EXTRACTED MATERIAL START

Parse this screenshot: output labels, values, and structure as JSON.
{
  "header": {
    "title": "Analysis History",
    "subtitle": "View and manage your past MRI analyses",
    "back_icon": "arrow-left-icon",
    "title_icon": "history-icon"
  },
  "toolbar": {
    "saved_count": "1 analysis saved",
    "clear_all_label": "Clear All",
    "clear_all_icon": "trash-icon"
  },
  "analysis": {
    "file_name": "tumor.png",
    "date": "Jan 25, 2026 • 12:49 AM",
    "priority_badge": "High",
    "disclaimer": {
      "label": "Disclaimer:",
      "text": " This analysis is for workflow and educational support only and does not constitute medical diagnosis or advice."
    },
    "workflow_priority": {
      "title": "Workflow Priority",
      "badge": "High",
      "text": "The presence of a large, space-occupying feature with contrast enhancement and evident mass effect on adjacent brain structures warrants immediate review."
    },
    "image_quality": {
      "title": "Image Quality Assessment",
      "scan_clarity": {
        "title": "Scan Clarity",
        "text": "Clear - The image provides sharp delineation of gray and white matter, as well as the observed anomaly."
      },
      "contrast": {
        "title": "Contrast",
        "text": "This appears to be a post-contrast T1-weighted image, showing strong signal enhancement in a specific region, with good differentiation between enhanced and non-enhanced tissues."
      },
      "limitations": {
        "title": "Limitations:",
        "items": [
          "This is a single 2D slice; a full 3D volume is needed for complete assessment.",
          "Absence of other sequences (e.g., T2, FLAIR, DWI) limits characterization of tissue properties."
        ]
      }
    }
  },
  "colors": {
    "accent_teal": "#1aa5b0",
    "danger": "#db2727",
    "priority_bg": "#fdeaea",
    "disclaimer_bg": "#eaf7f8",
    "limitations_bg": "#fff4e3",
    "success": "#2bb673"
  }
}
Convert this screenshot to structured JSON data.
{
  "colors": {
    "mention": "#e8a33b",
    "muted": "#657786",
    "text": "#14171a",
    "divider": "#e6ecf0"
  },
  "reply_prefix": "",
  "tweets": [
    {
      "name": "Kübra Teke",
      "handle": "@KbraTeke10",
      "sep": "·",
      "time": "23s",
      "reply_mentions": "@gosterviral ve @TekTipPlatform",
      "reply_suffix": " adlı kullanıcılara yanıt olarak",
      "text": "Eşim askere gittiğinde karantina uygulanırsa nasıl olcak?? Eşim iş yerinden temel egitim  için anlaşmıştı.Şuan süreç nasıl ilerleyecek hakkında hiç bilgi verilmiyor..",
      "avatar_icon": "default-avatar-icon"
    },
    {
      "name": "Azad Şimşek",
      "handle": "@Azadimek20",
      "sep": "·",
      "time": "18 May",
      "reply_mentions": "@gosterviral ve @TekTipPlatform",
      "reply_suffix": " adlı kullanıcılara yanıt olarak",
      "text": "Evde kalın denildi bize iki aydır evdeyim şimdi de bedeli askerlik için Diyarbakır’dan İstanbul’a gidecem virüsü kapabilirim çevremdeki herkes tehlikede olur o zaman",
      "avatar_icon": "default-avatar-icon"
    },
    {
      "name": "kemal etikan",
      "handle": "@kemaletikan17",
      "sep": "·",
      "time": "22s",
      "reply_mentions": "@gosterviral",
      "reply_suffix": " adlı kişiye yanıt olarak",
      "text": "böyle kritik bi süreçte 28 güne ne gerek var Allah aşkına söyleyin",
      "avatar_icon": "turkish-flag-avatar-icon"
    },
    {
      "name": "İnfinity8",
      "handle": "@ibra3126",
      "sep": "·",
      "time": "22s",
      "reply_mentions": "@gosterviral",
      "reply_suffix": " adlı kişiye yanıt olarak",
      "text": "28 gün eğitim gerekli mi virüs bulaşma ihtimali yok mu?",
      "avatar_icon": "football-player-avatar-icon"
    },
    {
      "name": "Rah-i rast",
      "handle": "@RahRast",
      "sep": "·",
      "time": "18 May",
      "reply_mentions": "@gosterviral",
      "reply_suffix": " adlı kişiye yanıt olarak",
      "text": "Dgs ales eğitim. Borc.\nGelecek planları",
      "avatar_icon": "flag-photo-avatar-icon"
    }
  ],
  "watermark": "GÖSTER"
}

EXTRACTED MATERIAL END

TASK STATEMENT
The full listing is to be printed again exactly as it stands.

EXERCISE OUTPUT
Parse this screenshot: output labels, values, and structure as JSON.
{
  "header": {
    "title": "Analysis History",
    "subtitle": "View and manage your past MRI analyses",
    "back_icon": "arrow-left-icon",
    "title_icon": "history-icon"
  },
  "toolbar": {
    "saved_count": "1 analysis saved",
    "clear_all_label": "Clear All",
    "clear_all_icon": "trash-icon"
  },
  "analysis": {
    "file_name": "tumor.png",
    "date": "Jan 25, 2026 • 12:49 AM",
    "priority_badge": "High",
    "disclaimer": {
      "label": "Disclaimer:",
      "text": " This analysis is for workflow and educational support only and does not constitute medical diagnosis or advice."
    },
    "workflow_priority": {
      "title": "Workflow Priority",
      "badge": "High",
      "text": "The presence of a large, space-occupying feature with contrast enhancement and evident mass effect on adjacent brain structures warrants immediate review."
    },
    "image_quality": {
      "title": "Image Quality Assessment",
      "scan_clarity": {
        "title": "Scan Clarity",
        "text": "Clear - The image provides sharp delineation of gray and white matter, as well as the observed anomaly."
      },
      "contrast": {
        "title": "Contrast",
        "text": "This appears to be a post-contrast T1-weighted image, showing strong signal enhancement in a specific region, with good differentiation between enhanced and non-enhanced tissues."
      },
      "limitations": {
        "title": "Limitations:",
        "items": [
          "This is a single 2D slice; a full 3D volume is needed for complete assessment.",
          "Absence of other sequences (e.g., T2, FLAIR, DWI) limits characterization of tissue properties."
        ]
      }
    }
  },
  "colors": {
    "accent_teal": "#1aa5b0",
    "danger": "#db2727",
    "priority_bg": "#fdeaea",
    "disclaimer_bg": "#eaf7f8",
    "limitations_bg": "#fff4e3",
    "success": "#2bb673"
  }
}
Convert this screenshot to structured JSON data.
{
  "colors": {
    "mention": "#e8a33b",
    "muted": "#657786",
    "text": "#14171a",
    "divider": "#e6ecf0"
  },
  "reply_prefix": "",
  "tweets": [
    {
      "name": "Kübra Teke",
      "handle": "@KbraTeke10",
      "sep": "·",
      "time": "23s",
      "reply_mentions": "@gosterviral ve @TekTipPlatform",
      "reply_suffix": " adlı kullanıcılara yanıt olarak",
      "text": "Eşim askere gittiğinde karantina uygulanırsa nasıl olcak?? Eşim iş yerinden temel egitim  için anlaşmıştı.Şuan süreç nasıl ilerleyecek hakkında hiç bilgi verilmiyor..",
      "avatar_icon": "default-avatar-icon"
    },
    {
      "name": "Azad Şimşek",
      "handle": "@Azadimek20",
      "sep": "·",
      "time": "18 May",
      "reply_mentions": "@gosterviral ve @TekTipPlatform",
      "reply_suffix": " adlı kullanıcılara yanıt olarak",
      "text": "Evde kalın denildi bize iki aydır evdeyim şimdi de bedeli askerlik için Diyarbakır’dan İstanbul’a gidecem virüsü kapabilirim çevremdeki herkes tehlikede olur o zaman",
      "avatar_icon": "default-avatar-icon"
    },
    {
      "name": "kemal etikan",
      "handle": "@kemaletikan17",
      "sep": "·",
      "time": "22s",
      "reply_mentions": "@gosterviral",
      "reply_suffix": " adlı kişiye yanıt olarak",
      "text": "böyle kritik bi süreçte 28 güne ne gerek var Allah aşkına söyleyin",
      "avatar_icon": "turkish-flag-avatar-icon"
    },
    {
      "name": "İnfinity8",
      "handle": "@ibra3126",
      "sep": "·",
      "time": "22s",
      "reply_mentions": "@gosterviral",
      "reply_suffix": " adlı kişiye yanıt olarak",
      "text": "28 gün eğitim gerekli mi virüs bulaşma ihtimali yok mu?",
      "avatar_icon": "football-player-avatar-icon"
    },
    {
      "name": "Rah-i rast",
      "handle": "@RahRast",
      "sep": "·",
      "time": "18 May",
      "reply_mentions": "@gosterviral",
      "reply_suffix": " adlı kişiye yanıt olarak",
      "text": "Dgs ales eğitim. Borc.\nGelecek planları",
      "avatar_icon": "flag-photo-avatar-icon"
    }
  ],
  "watermark": "GÖSTER"
}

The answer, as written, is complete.